(Entries taken from a collection)
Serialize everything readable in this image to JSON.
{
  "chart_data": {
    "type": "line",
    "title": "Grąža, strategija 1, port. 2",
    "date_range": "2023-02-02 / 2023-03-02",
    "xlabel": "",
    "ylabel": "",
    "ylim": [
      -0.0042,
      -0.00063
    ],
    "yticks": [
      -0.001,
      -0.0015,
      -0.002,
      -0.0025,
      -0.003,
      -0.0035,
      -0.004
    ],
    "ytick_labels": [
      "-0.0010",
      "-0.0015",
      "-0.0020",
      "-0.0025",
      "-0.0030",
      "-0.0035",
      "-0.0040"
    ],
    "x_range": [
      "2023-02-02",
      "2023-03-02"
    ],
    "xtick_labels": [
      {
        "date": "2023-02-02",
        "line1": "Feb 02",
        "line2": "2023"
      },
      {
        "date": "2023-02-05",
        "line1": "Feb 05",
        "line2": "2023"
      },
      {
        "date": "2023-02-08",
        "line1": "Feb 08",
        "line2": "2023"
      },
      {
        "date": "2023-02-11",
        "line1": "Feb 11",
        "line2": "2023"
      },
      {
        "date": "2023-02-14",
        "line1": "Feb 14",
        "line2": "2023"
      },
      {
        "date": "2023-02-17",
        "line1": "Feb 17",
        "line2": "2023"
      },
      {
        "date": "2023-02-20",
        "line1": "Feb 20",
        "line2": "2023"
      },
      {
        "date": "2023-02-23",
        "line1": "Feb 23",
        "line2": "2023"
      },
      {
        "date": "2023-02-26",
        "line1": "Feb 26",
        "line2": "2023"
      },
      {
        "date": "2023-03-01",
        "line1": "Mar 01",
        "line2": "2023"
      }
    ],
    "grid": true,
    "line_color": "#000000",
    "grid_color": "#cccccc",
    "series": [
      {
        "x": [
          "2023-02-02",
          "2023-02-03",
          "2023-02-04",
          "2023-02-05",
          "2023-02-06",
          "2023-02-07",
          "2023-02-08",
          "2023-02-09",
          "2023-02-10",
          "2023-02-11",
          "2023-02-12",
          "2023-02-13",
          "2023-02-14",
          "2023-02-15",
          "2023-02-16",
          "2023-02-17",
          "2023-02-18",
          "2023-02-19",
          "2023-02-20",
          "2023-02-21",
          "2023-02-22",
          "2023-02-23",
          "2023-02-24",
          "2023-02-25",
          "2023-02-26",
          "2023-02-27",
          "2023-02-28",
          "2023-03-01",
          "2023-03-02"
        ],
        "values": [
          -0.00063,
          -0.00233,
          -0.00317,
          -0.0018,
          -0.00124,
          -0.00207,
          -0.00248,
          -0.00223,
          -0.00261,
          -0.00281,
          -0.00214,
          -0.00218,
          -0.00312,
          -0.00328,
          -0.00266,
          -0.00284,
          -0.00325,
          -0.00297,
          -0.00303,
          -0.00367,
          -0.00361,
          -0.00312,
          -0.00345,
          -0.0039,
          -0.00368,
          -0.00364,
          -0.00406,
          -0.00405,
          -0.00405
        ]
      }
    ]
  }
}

▸ Exercise task: Print the material once more, exactly.

▸ Exercise answer:
Serialize everything readable in this image to JSON.
{
  "chart_data": {
    "type": "line",
    "title": "Grąža, strategija 1, port. 2",
    "date_range": "2023-02-02 / 2023-03-02",
    "xlabel": "",
    "ylabel": "",
    "ylim": [
      -0.0042,
      -0.00063
    ],
    "yticks": [
      -0.001,
      -0.0015,
      -0.002,
      -0.0025,
      -0.003,
      -0.0035,
      -0.004
    ],
    "ytick_labels": [
      "-0.0010",
      "-0.0015",
      "-0.0020",
      "-0.0025",
      "-0.0030",
      "-0.0035",
      "-0.0040"
    ],
    "x_range": [
      "2023-02-02",
      "2023-03-02"
    ],
    "xtick_labels": [
      {
        "date": "2023-02-02",
        "line1": "Feb 02",
        "line2": "2023"
      },
      {
        "date": "2023-02-05",
        "line1": "Feb 05",
        "line2": "2023"
      },
      {
        "date": "2023-02-08",
        "line1": "Feb 08",
        "line2": "2023"
      },
      {
        "date": "2023-02-11",
        "line1": "Feb 11",
        "line2": "2023"
      },
      {
        "date": "2023-02-14",
        "line1": "Feb 14",
        "line2": "2023"
      },
      {
        "date": "2023-02-17",
        "line1": "Feb 17",
        "line2": "2023"
      },
      {
        "date": "2023-02-20",
        "line1": "Feb 20",
        "line2": "2023"
      },
      {
        "date": "2023-02-23",
        "line1": "Feb 23",
        "line2": "2023"
      },
      {
        "date": "2023-02-26",
        "line1": "Feb 26",
        "line2": "2023"
      },
      {
        "date": "2023-03-01",
        "line1": "Mar 01",
        "line2": "2023"
      }
    ],
    "grid": true,
    "line_color": "#000000",
    "grid_color": "#cccccc",
    "series": [
      {
        "x": [
          "2023-02-02",
          "2023-02-03",
          "2023-02-04",
          "2023-02-05",
          "2023-02-06",
          "2023-02-07",
          "2023-02-08",
          "2023-02-09",
          "2023-02-10",
          "2023-02-11",
          "2023-02-12",
          "2023-02-13",
          "2023-02-14",
          "2023-02-15",
          "2023-02-16",
          "2023-02-17",
          "2023-02-18",
          "2023-02-19",
          "2023-02-20",
          "2023-02-21",
          "2023-02-22",
          "2023-02-23",
          "2023-02-24",
          "2023-02-25",
          "2023-02-26",
          "2023-02-27",
          "2023-02-28",
          "2023-03-01",
          "2023-03-02"
        ],
        "values": [
          -0.00063,
          -0.00233,
          -0.00317,
          -0.0018,
          -0.00124,
          -0.00207,
          -0.00248,
          -0.00223,
          -0.00261,
          -0.00281,
          -0.00214,
          -0.00218,
          -0.00312,
          -0.00328,
          -0.00266,
          -0.00284,
          -0.00325,
          -0.00297,
          -0.00303,
          -0.00367,
          -0.00361,
          -0.00312,
          -0.00345,
          -0.0039,
          -0.00368,
          -0.00364,
          -0.00406,
          -0.00405,
          -0.00405
        ]
      }
    ]
  }
}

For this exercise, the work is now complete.